Chart and figure data:

————————

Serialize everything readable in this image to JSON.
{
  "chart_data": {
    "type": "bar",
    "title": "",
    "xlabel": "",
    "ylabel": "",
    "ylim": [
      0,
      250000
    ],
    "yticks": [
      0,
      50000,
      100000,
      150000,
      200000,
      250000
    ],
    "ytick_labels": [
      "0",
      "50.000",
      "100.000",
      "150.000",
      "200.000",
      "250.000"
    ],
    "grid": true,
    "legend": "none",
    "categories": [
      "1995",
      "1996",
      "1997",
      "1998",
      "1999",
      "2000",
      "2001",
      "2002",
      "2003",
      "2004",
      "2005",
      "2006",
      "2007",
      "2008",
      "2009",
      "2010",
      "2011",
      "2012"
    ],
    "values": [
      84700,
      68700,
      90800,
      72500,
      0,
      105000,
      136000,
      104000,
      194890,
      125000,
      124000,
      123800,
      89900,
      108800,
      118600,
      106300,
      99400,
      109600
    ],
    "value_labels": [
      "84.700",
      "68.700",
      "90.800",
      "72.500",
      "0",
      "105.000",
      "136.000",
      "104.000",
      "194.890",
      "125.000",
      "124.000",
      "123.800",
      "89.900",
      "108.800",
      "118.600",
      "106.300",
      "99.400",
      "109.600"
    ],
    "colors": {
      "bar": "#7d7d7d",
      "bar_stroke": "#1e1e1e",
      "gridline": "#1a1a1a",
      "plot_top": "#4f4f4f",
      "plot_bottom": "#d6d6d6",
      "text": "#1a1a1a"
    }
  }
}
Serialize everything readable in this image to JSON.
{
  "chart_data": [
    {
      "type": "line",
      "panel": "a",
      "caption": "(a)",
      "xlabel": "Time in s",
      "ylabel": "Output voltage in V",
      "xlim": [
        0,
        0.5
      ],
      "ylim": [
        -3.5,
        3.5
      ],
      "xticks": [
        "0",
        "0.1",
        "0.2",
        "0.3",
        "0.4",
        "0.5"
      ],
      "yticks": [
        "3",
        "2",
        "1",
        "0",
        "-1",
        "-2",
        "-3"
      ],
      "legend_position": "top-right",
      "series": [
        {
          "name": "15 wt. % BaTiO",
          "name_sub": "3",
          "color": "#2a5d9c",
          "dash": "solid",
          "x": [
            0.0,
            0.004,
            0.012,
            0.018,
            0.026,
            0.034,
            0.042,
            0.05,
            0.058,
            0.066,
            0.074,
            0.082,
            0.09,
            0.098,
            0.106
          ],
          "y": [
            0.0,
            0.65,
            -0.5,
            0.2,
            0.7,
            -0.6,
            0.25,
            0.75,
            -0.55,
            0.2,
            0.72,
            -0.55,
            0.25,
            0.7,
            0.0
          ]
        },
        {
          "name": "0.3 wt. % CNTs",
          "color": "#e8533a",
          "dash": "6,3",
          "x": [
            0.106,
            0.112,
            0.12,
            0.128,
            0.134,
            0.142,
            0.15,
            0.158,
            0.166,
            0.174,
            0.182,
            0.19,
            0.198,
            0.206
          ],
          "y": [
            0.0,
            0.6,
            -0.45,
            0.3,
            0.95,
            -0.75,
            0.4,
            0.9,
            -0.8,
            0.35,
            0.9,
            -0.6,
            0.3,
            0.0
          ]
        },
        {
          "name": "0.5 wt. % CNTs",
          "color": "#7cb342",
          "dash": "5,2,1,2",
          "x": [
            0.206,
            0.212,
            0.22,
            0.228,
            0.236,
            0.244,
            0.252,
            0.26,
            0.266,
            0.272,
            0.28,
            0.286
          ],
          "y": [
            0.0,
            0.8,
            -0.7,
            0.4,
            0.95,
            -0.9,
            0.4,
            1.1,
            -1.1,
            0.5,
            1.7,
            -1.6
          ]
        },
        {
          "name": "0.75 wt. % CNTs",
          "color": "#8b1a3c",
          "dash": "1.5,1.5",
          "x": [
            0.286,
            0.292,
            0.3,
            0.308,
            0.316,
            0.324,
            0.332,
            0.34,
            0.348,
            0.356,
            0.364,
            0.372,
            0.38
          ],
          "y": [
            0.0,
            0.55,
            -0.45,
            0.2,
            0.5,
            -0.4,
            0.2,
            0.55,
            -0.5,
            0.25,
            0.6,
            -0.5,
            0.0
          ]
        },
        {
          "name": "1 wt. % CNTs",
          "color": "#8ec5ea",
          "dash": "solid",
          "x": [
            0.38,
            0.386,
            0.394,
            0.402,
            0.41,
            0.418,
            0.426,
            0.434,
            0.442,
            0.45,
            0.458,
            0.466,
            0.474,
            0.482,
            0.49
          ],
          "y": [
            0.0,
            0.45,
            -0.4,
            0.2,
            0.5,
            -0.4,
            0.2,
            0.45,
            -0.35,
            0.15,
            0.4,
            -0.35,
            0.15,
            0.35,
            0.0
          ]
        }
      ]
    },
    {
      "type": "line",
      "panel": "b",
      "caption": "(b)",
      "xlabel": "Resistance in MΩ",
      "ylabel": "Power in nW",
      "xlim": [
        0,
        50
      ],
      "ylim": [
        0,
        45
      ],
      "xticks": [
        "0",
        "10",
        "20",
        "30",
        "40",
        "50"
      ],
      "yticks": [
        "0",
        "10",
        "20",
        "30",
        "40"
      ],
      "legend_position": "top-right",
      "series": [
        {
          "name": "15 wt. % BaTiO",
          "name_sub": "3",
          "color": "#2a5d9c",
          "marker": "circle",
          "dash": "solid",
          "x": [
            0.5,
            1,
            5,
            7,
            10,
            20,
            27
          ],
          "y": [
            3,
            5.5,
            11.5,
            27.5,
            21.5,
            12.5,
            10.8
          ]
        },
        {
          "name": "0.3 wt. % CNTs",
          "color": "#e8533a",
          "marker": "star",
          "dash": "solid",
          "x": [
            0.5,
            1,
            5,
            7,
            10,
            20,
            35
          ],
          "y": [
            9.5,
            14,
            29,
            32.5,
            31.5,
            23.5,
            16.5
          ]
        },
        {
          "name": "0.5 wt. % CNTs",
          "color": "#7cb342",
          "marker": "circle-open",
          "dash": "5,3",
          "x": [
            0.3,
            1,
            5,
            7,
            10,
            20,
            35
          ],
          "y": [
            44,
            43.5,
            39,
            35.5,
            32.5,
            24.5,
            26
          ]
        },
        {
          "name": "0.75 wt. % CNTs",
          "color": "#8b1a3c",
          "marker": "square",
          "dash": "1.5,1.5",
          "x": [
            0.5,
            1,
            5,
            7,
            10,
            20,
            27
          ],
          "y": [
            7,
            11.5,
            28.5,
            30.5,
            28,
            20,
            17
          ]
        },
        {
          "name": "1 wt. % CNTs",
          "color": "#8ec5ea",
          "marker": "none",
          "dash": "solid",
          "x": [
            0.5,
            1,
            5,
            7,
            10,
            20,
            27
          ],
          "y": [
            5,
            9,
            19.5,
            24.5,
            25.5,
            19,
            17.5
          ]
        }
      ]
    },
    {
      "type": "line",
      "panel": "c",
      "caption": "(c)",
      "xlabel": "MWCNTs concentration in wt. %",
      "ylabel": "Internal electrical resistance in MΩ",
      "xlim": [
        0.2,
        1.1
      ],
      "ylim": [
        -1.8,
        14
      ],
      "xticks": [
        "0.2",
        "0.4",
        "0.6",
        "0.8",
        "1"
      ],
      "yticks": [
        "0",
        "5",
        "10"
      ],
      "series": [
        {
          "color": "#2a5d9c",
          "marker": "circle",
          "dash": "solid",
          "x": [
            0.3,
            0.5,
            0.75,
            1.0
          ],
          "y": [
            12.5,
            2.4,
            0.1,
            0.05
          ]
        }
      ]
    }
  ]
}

————————

# [INSTRUCTION]
Looking at the data above, show all lines where the word "marker" occurs.

# [RESPONSE BELOW]
          "marker": "circle",
          "marker": "star",
          "marker": "circle-open",
          "marker": "square",
          "marker": "none",
          "marker": "circle",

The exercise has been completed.